[What is being asked] Set down the records once more, please, exactly and with the pictures left out.

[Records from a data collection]
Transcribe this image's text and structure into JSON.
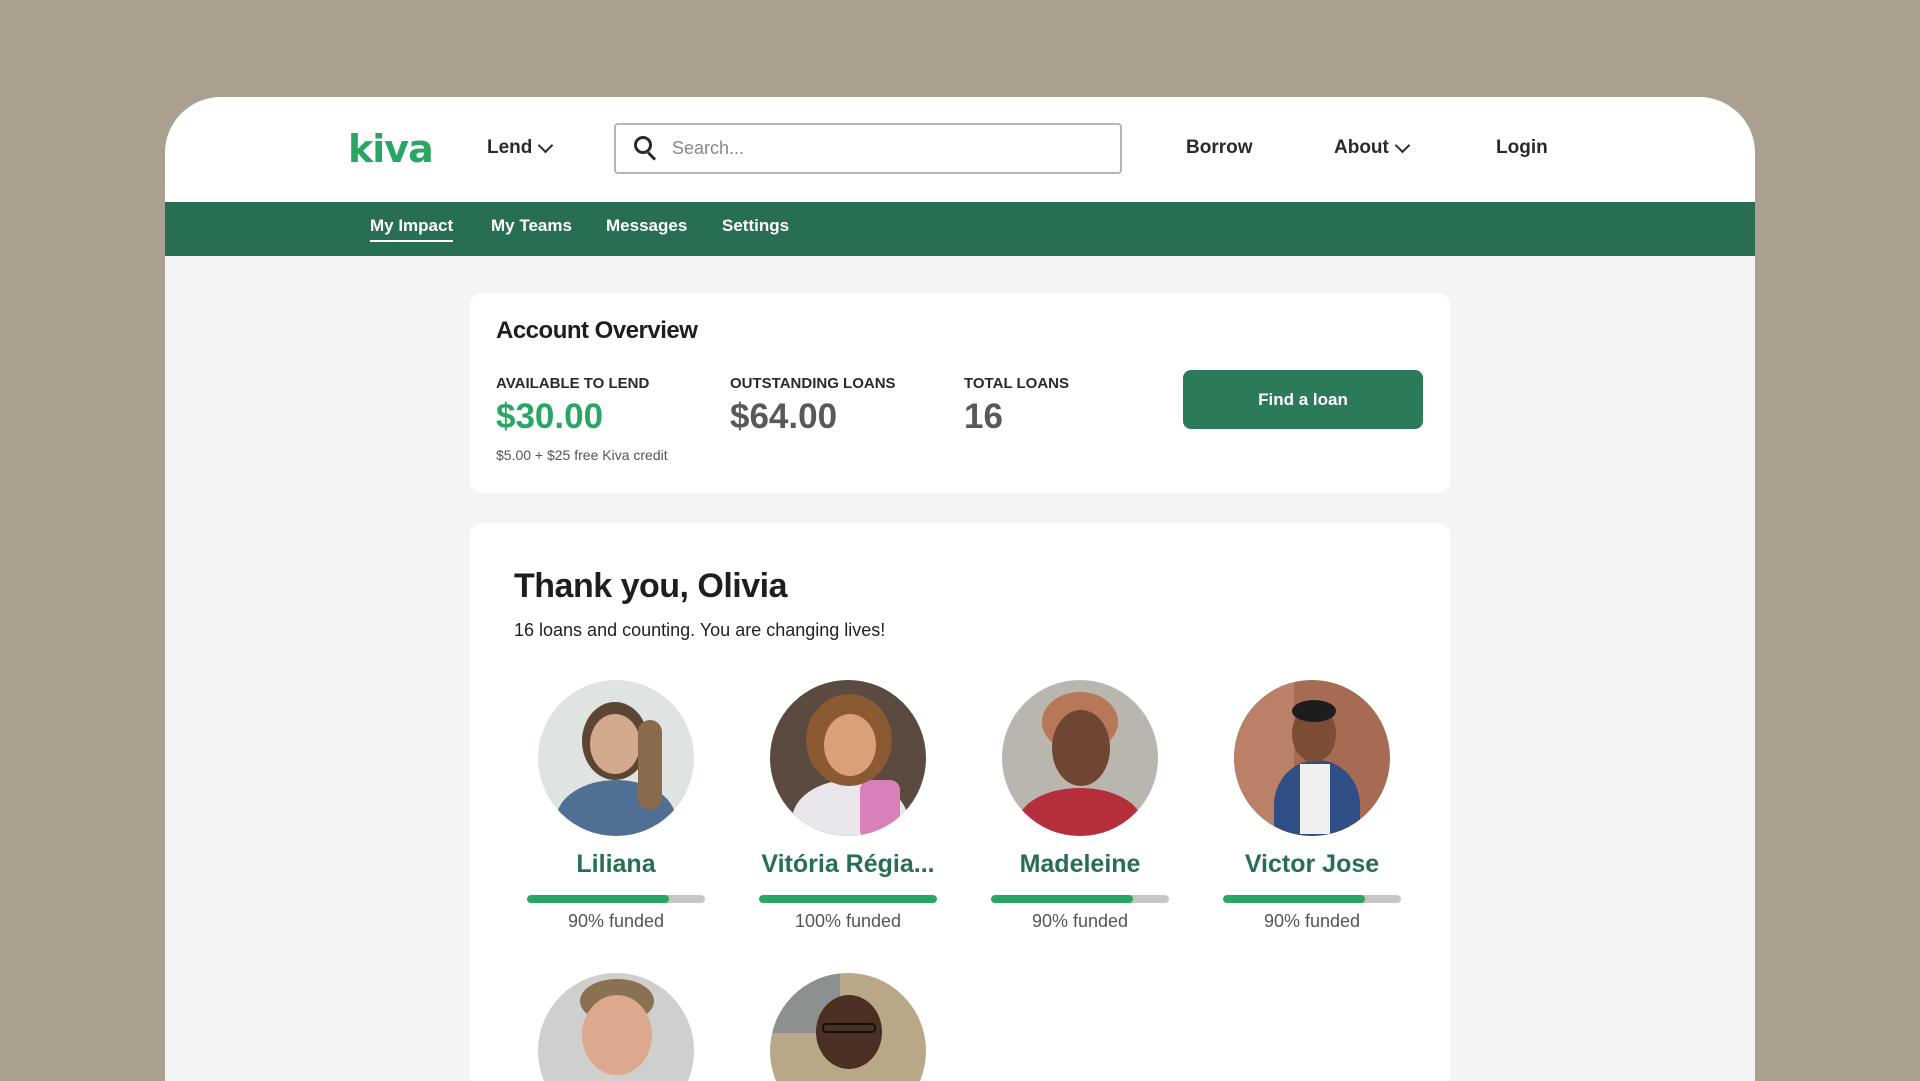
{
  "brand": {
    "logo": "kiva"
  },
  "topnav": {
    "lend": "Lend",
    "search_placeholder": "Search...",
    "borrow": "Borrow",
    "about": "About",
    "login": "Login"
  },
  "subnav": {
    "items": [
      {
        "label": "My Impact",
        "active": true
      },
      {
        "label": "My Teams",
        "active": false
      },
      {
        "label": "Messages",
        "active": false
      },
      {
        "label": "Settings",
        "active": false
      }
    ]
  },
  "overview": {
    "title": "Account Overview",
    "available_label": "AVAILABLE TO LEND",
    "available_value": "$30.00",
    "available_note": "$5.00 + $25 free Kiva credit",
    "outstanding_label": "OUTSTANDING LOANS",
    "outstanding_value": "$64.00",
    "total_label": "TOTAL LOANS",
    "total_value": "16",
    "find_button": "Find a loan"
  },
  "thanks": {
    "title": "Thank you, Olivia",
    "subtitle": "16 loans and counting. You are changing lives!",
    "borrowers": [
      {
        "name": "Liliana",
        "funded_label": "90% funded",
        "funded_pct": 0.8
      },
      {
        "name": "Vitória Régia...",
        "funded_label": "100% funded",
        "funded_pct": 1.0
      },
      {
        "name": "Madeleine",
        "funded_label": "90% funded",
        "funded_pct": 0.8
      },
      {
        "name": "Victor Jose",
        "funded_label": "90% funded",
        "funded_pct": 0.8
      }
    ]
  },
  "colors": {
    "brand_green": "#2aa664",
    "subnav_green": "#276e52",
    "button_green": "#2b7a58",
    "backdrop": "#aba08f"
  }
}
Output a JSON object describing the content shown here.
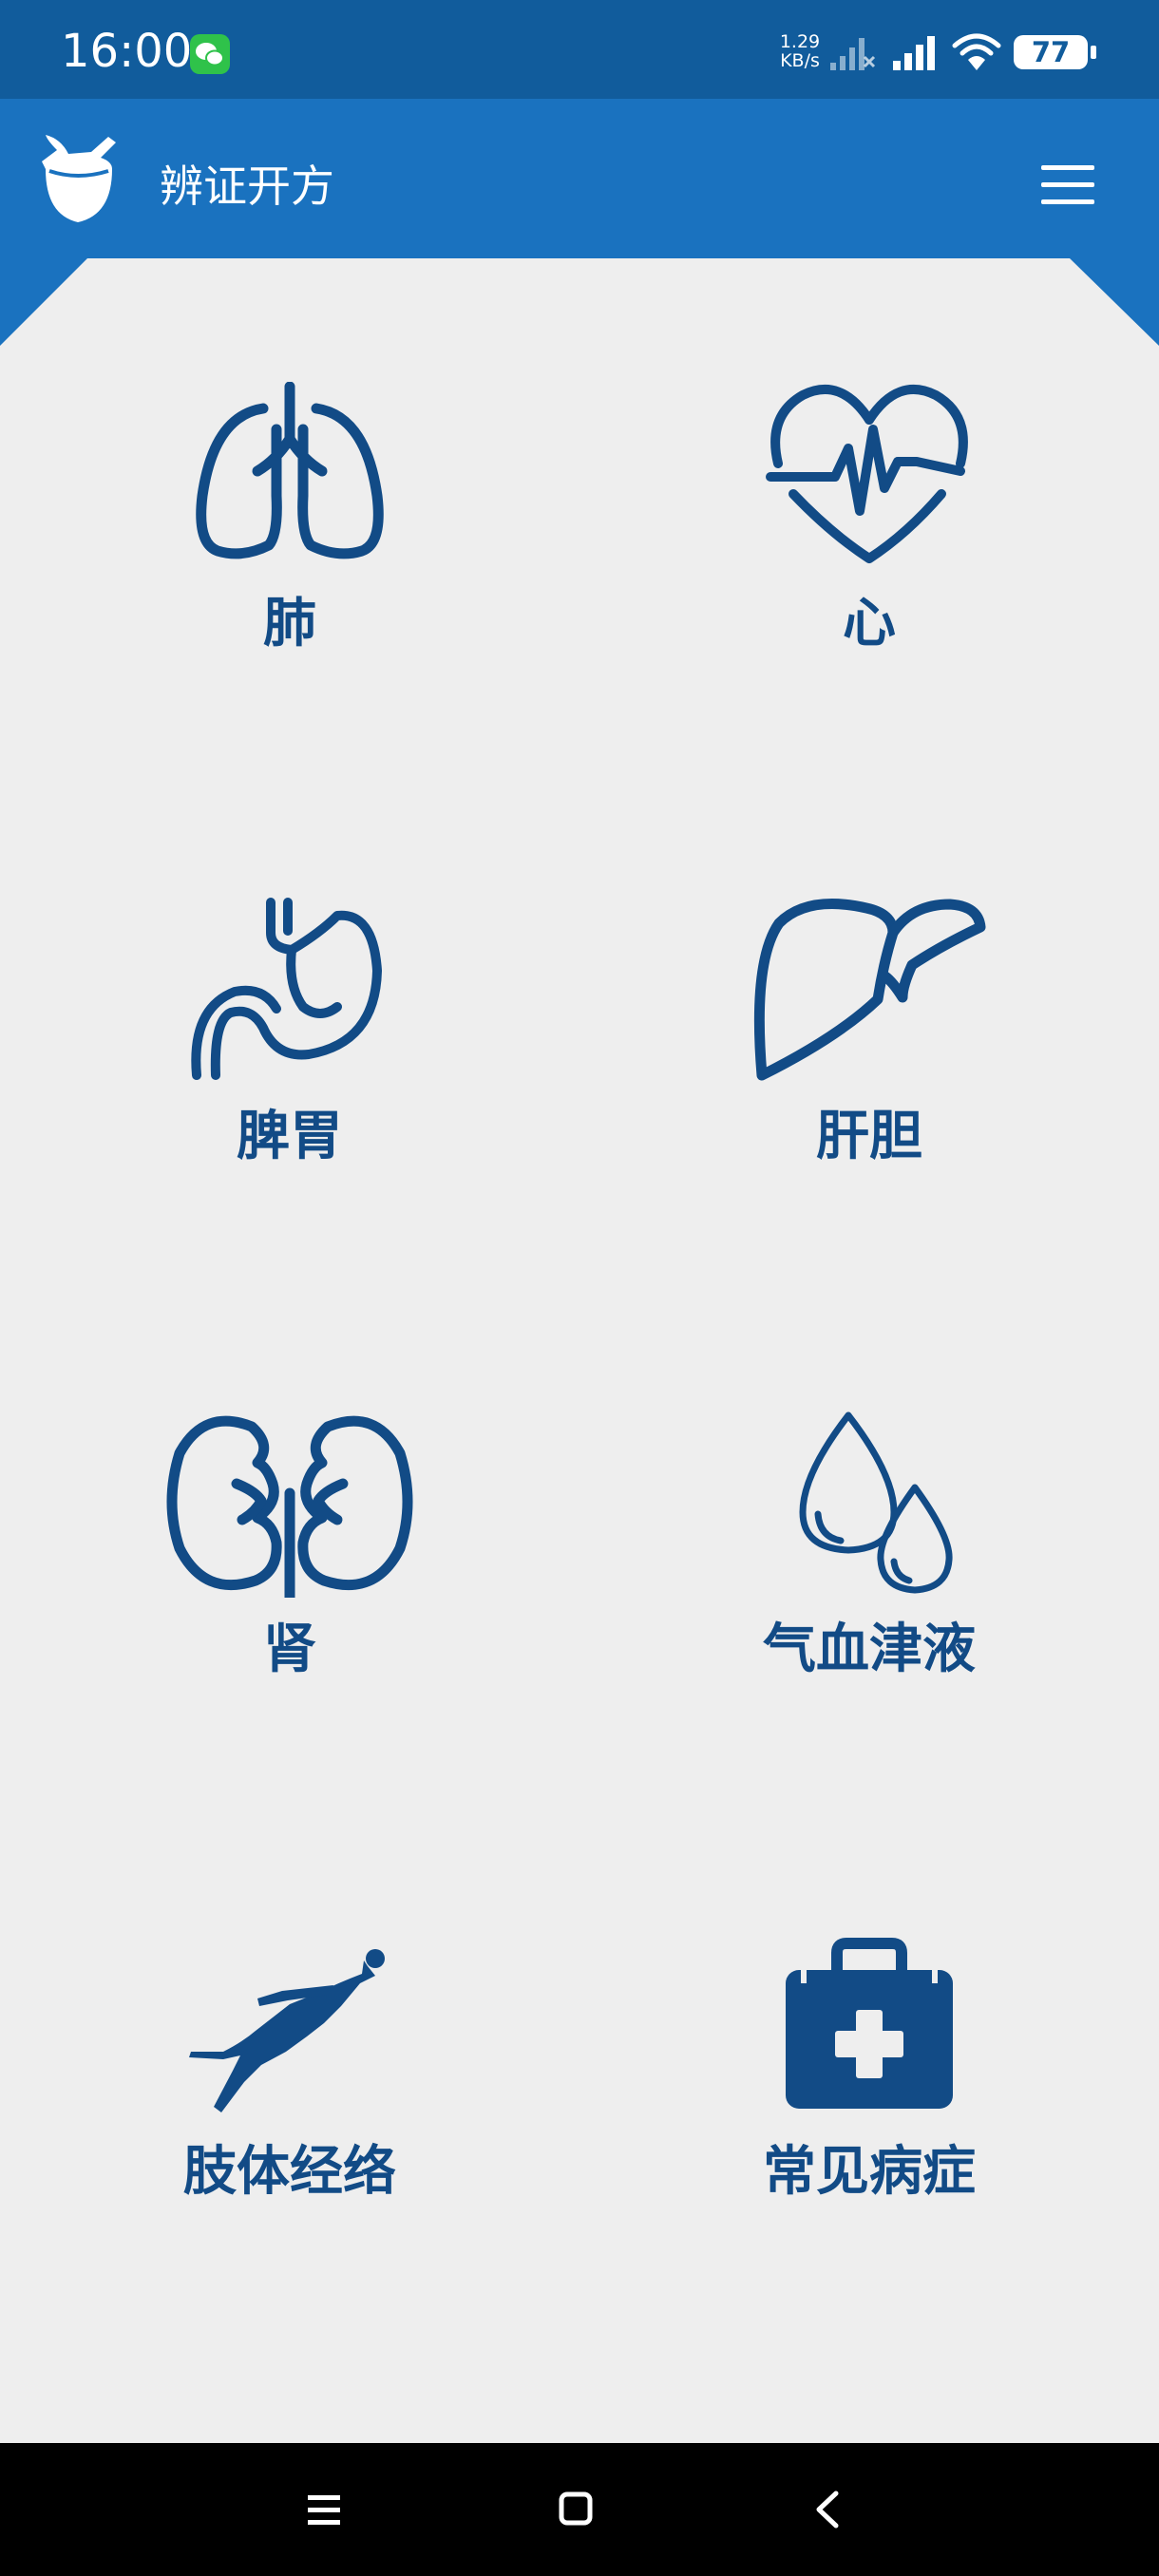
{
  "status_bar": {
    "time": "16:00",
    "net_speed_value": "1.29",
    "net_speed_unit": "KB/s",
    "battery": "77",
    "icons": [
      "wechat-notification-icon",
      "sim-signal-no-service-icon",
      "cellular-signal-icon",
      "wifi-icon",
      "battery-icon"
    ]
  },
  "header": {
    "title": "辨证开方",
    "logo_icon": "mortar-pestle-icon",
    "menu_icon": "hamburger-menu-icon"
  },
  "categories": [
    {
      "label": "肺",
      "icon": "lungs-icon"
    },
    {
      "label": "心",
      "icon": "heart-pulse-icon"
    },
    {
      "label": "脾胃",
      "icon": "stomach-icon"
    },
    {
      "label": "肝胆",
      "icon": "liver-icon"
    },
    {
      "label": "肾",
      "icon": "kidneys-icon"
    },
    {
      "label": "气血津液",
      "icon": "droplets-icon"
    },
    {
      "label": "肢体经络",
      "icon": "human-body-icon"
    },
    {
      "label": "常见病症",
      "icon": "first-aid-kit-icon"
    }
  ],
  "nav_bar": {
    "icons": [
      "recent-apps-icon",
      "home-icon",
      "back-icon"
    ]
  },
  "colors": {
    "status_bar": "#115c9c",
    "header": "#1a72bf",
    "icon_and_label": "#124b86",
    "background": "#eeeeee",
    "nav_bar": "#000000"
  }
}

[The reply]
Transcribe this image's text and structure into JSON.
{
  "brand": {
    "logo": "kiva"
  },
  "topnav": {
    "lend": "Lend",
    "search_placeholder": "Search...",
    "borrow": "Borrow",
    "about": "About",
    "login": "Login"
  },
  "subnav": {
    "items": [
      {
        "label": "My Impact",
        "active": true
      },
      {
        "label": "My Teams",
        "active": false
      },
      {
        "label": "Messages",
        "active": false
      },
      {
        "label": "Settings",
        "active": false
      }
    ]
  },
  "overview": {
    "title": "Account Overview",
    "available_label": "AVAILABLE TO LEND",
    "available_value": "$30.00",
    "available_note": "$5.00 + $25 free Kiva credit",
    "outstanding_label": "OUTSTANDING LOANS",
    "outstanding_value": "$64.00",
    "total_label": "TOTAL LOANS",
    "total_value": "16",
    "find_button": "Find a loan"
  },
  "thanks": {
    "title": "Thank you, Olivia",
    "subtitle": "16 loans and counting. You are changing lives!",
    "borrowers": [
      {
        "name": "Liliana",
        "funded_label": "90% funded",
        "funded_pct": 0.8
      },
      {
        "name": "Vitória Régia...",
        "funded_label": "100% funded",
        "funded_pct": 1.0
      },
      {
        "name": "Madeleine",
        "funded_label": "90% funded",
        "funded_pct": 0.8
      },
      {
        "name": "Victor Jose",
        "funded_label": "90% funded",
        "funded_pct": 0.8
      }
    ]
  },
  "colors": {
    "brand_green": "#2aa664",
    "subnav_green": "#276e52",
    "button_green": "#2b7a58",
    "backdrop": "#aba08f"
  }
}
Output a JSON object describing the content shown here.
{
  "status_bar": {
    "time": "16:00",
    "net_speed_value": "1.29",
    "net_speed_unit": "KB/s",
    "battery": "77",
    "icons": [
      "wechat-notification-icon",
      "sim-signal-no-service-icon",
      "cellular-signal-icon",
      "wifi-icon",
      "battery-icon"
    ]
  },
  "header": {
    "title": "辨证开方",
    "logo_icon": "mortar-pestle-icon",
    "menu_icon": "hamburger-menu-icon"
  },
  "categories": [
    {
      "label": "肺",
      "icon": "lungs-icon"
    },
    {
      "label": "心",
      "icon": "heart-pulse-icon"
    },
    {
      "label": "脾胃",
      "icon": "stomach-icon"
    },
    {
      "label": "肝胆",
      "icon": "liver-icon"
    },
    {
      "label": "肾",
      "icon": "kidneys-icon"
    },
    {
      "label": "气血津液",
      "icon": "droplets-icon"
    },
    {
      "label": "肢体经络",
      "icon": "human-body-icon"
    },
    {
      "label": "常见病症",
      "icon": "first-aid-kit-icon"
    }
  ],
  "nav_bar": {
    "icons": [
      "recent-apps-icon",
      "home-icon",
      "back-icon"
    ]
  },
  "colors": {
    "status_bar": "#115c9c",
    "header": "#1a72bf",
    "icon_and_label": "#124b86",
    "background": "#eeeeee",
    "nav_bar": "#000000"
  }
}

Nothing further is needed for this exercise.